[Opening Exercise inputs section]
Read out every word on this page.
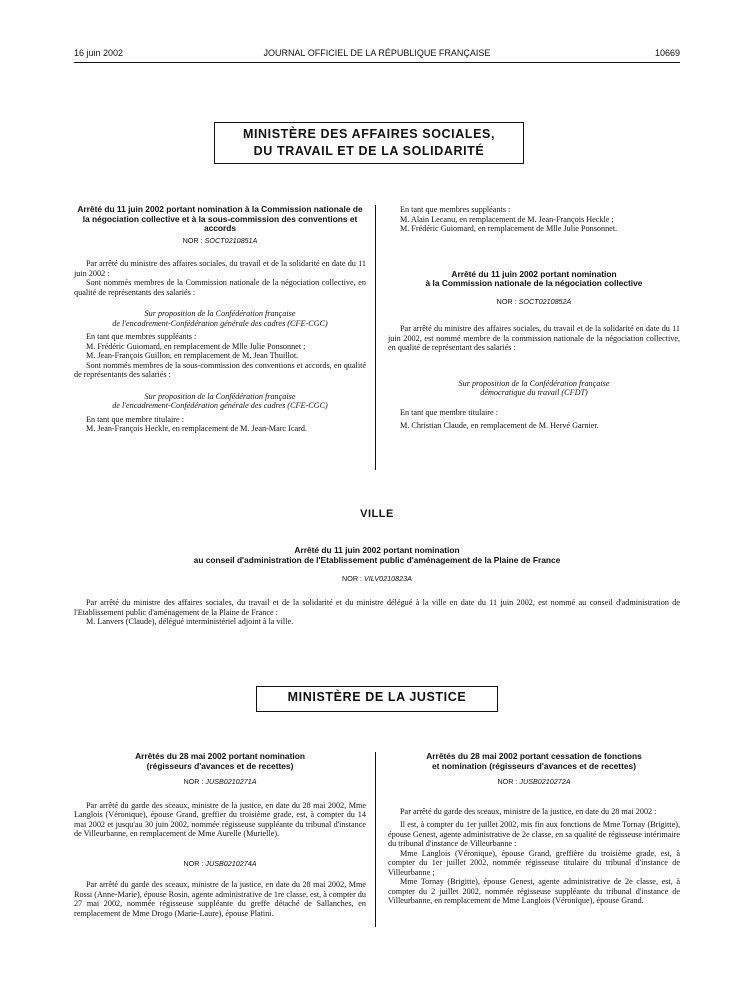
16 juin 2002	JOURNAL OFFICIEL DE LA RÉPUBLIQUE FRANÇAISE	10669
MINISTÈRE DES AFFAIRES SOCIALES,
DU TRAVAIL ET DE LA SOLIDARITÉ
Arrêté du 11 juin 2002 portant nomination à la Commission nationale de la négociation collective et à la sous-commission des conventions et accords
NOR : SOCT0210851A

Par arrêté du ministre des affaires sociales, du travail et de la solidarité en date du 11 juin 2002 :

Sont nommés membres de la Commission nationale de la négociation collective, en qualité de représentants des salariés :

Sur proposition de la Confédération française

de l'encadrement-Confédération générale des cadres (CFE-CGC)

En tant que membres suppléants :

M. Frédéric Guiomard, en remplacement de Mlle Julie Ponsonnet ;

M. Jean-François Guillon, en remplacement de M. Jean Thuillot.

Sont nommés membres de la sous-commission des conventions et accords, en qualité de représentants des salariés :

Sur proposition de la Confédération française

de l'encadrement-Confédération générale des cadres (CFE-CGC)

En tant que membre titulaire :

M. Jean-François Heckle, en remplacement de M. Jean-Marc Icard.

En tant que membres suppléants :

M. Alain Lecanu, en remplacement de M. Jean-François Heckle ;

M. Frédéric Guiomard, en remplacement de Mlle Julie Ponsonnet.

Arrêté du 11 juin 2002 portant nomination
à la Commission nationale de la négociation collective
NOR : SOCT0210852A

Par arrêté du ministre des affaires sociales, du travail et de la solidarité en date du 11 juin 2002, est nommé membre de la commission nationale de la négociation collective, en qualité de représentant des salariés :

Sur proposition de la Confédération française

démocratique du travail (CFDT)

En tant que membre titulaire :

M. Christian Claude, en remplacement de M. Hervé Garnier.

VILLE
Arrêté du 11 juin 2002 portant nomination
au conseil d'administration de l'Etablissement public d'aménagement de la Plaine de France
NOR : VILV0210823A

Par arrêté du ministre des affaires sociales, du travail et de la solidarité et du ministre délégué à la ville en date du 11 juin 2002, est nommé au conseil d'administration de l'Etablissement public d'aménagement de la Plaine de France :

M. Lanvers (Claude), délégué interministériel adjoint à la ville.

MINISTÈRE DE LA JUSTICE
Arrêtés du 28 mai 2002 portant nomination
(régisseurs d'avances et de recettes)
NOR : JUSB0210271A

Par arrêté du garde des sceaux, ministre de la justice, en date du 28 mai 2002, Mme Langlois (Véronique), épouse Grand, greffier du troisième grade, est, à compter du 14 mai 2002 et jusqu'au 30 juin 2002, nommée régisseuse suppléante du tribunal d'instance de Villeurbanne, en remplacement de Mme Aurelle (Murielle).

NOR : JUSB0210274A

Par arrêté du garde des sceaux, ministre de la justice, en date du 28 mai 2002, Mme Rossi (Anne-Marie), épouse Rosin, agente administrative de 1re classe, est, à compter du 27 mai 2002, nommée régisseuse suppléante du greffe détaché de Sallanches, en remplacement de Mme Drogo (Marie-Laure), épouse Platini.

Arrêtés du 28 mai 2002 portant cessation de fonctions
et nomination (régisseurs d'avances et de recettes)
NOR : JUSB0210272A

Par arrêté du garde des sceaux, ministre de la justice, en date du 28 mai 2002 :

Il est, à compter du 1er juillet 2002, mis fin aux fonctions de Mme Tornay (Brigitte), épouse Genest, agente administrative de 2e classe, en sa qualité de régisseuse intérimaire du tribunal d'instance de Villeurbanne :

Mme Langlois (Véronique), épouse Grand, greffière du troisième grade, est, à compter du 1er juillet 2002, nommée régisseuse titulaire du tribunal d'instance de Villeurbanne ;

Mme Tornay (Brigitte), épouse Genest, agente administrative de 2e classe, est, à compter du 2 juillet 2002, nommée régisseuse suppléante du tribunal d'instance de Villeurbanne, en remplacement de Mme Langlois (Véronique), épouse Grand.
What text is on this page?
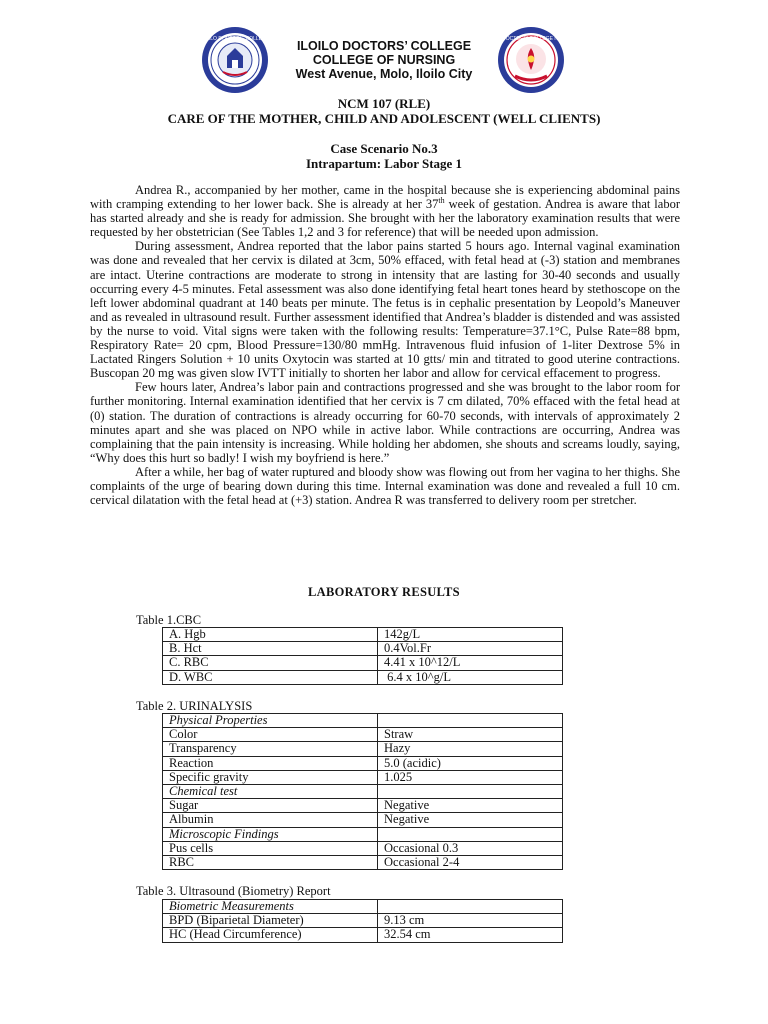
ILOILO DOCTORS' COLLEGE	ILOILO DOCTORS' COLLEGE NURSING
ILOILO DOCTORS’ COLLEGE
COLLEGE OF NURSING
West Avenue, Molo, Iloilo City
NCM 107 (RLE)
CARE OF THE MOTHER, CHILD AND ADOLESCENT (WELL CLIENTS)
Case Scenario No.3
Intrapartum: Labor Stage 1

Andrea R., accompanied by her mother, came in the hospital because she is experiencing abdominal pains with cramping extending to her lower back. She is already at her 37th week of gestation. Andrea is aware that labor has started already and she is ready for admission. She brought with her the laboratory examination results that were requested by her obstetrician (See Tables 1,2 and 3 for reference) that will be needed upon admission.

During assessment, Andrea reported that the labor pains started 5 hours ago. Internal vaginal examination was done and revealed that her cervix is dilated at 3cm, 50% effaced, with fetal head at (-3) station and membranes are intact. Uterine contractions are moderate to strong in intensity that are lasting for 30-40 seconds and usually occurring every 4-5 minutes. Fetal assessment was also done identifying fetal heart tones heard by stethoscope on the left lower abdominal quadrant at 140 beats per minute. The fetus is in cephalic presentation by Leopold’s Maneuver and as revealed in ultrasound result. Further assessment identified that Andrea’s bladder is distended and was assisted by the nurse to void. Vital signs were taken with the following results: Temperature=37.1°C, Pulse Rate=88 bpm, Respiratory Rate= 20 cpm, Blood Pressure=130/80 mmHg. Intravenous fluid infusion of 1-liter Dextrose 5% in Lactated Ringers Solution + 10 units Oxytocin was started at 10 gtts/ min and titrated to good uterine contractions. Buscopan 20 mg was given slow IVTT initially to shorten her labor and allow for cervical effacement to progress.

Few hours later, Andrea’s labor pain and contractions progressed and she was brought to the labor room for further monitoring. Internal examination identified that her cervix is 7 cm dilated, 70% effaced with the fetal head at (0) station. The duration of contractions is already occurring for 60-70 seconds, with intervals of approximately 2 minutes apart and she was placed on NPO while in active labor. While contractions are occurring, Andrea was complaining that the pain intensity is increasing. While holding her abdomen, she shouts and screams loudly, saying, “Why does this hurt so badly! I wish my boyfriend is here.”

After a while, her bag of water ruptured and bloody show was flowing out from her vagina to her thighs. She complaints of the urge of bearing down during this time. Internal examination was done and revealed a full 10 cm. cervical dilatation with the fetal head at (+3) station. Andrea R was transferred to delivery room per stretcher.

LABORATORY RESULTS
Table 1.CBC
A. Hgb	142g/L
B. Hct	0.4Vol.Fr
C. RBC	4.41 x 10^12/L
D. WBC	6.4 x 10^g/L
Table 2. URINALYSIS
Physical Properties	
Color	Straw
Transparency	Hazy
Reaction	5.0 (acidic)
Specific gravity	1.025
Chemical test	
Sugar	Negative
Albumin	Negative
Microscopic Findings	
Pus cells	Occasional 0.3
RBC	Occasional 2-4
Table 3. Ultrasound (Biometry) Report
Biometric Measurements	
BPD (Biparietal Diameter)	9.13 cm
HC (Head Circumference)	32.54 cm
[Closing Exercise inputs section]
Work required → Among the lines of the listing above, which ones hold "suppléante"? Copy them.

Task output →
Par arrêté du garde des sceaux, ministre de la justice, en date du 28 mai 2002, Mme Langlois (Véronique), épouse Grand, greffier du troisième grade, est, à compter du 14 mai 2002 et jusqu'au 30 juin 2002, nommée régisseuse suppléante du tribunal d'instance de Villeurbanne, en remplacement de Mme Aurelle (Murielle).
Par arrêté du garde des sceaux, ministre de la justice, en date du 28 mai 2002, Mme Rossi (Anne-Marie), épouse Rosin, agente administrative de 1re classe, est, à compter du 27 mai 2002, nommée régisseuse suppléante du greffe détaché de Sallanches, en remplacement de Mme Drogo (Marie-Laure), épouse Platini.
Mme Tornay (Brigitte), épouse Genest, agente administrative de 2e classe, est, à compter du 2 juillet 2002, nommée régisseuse suppléante du tribunal d'instance de Villeurbanne, en remplacement de Mme Langlois (Véronique), épouse Grand.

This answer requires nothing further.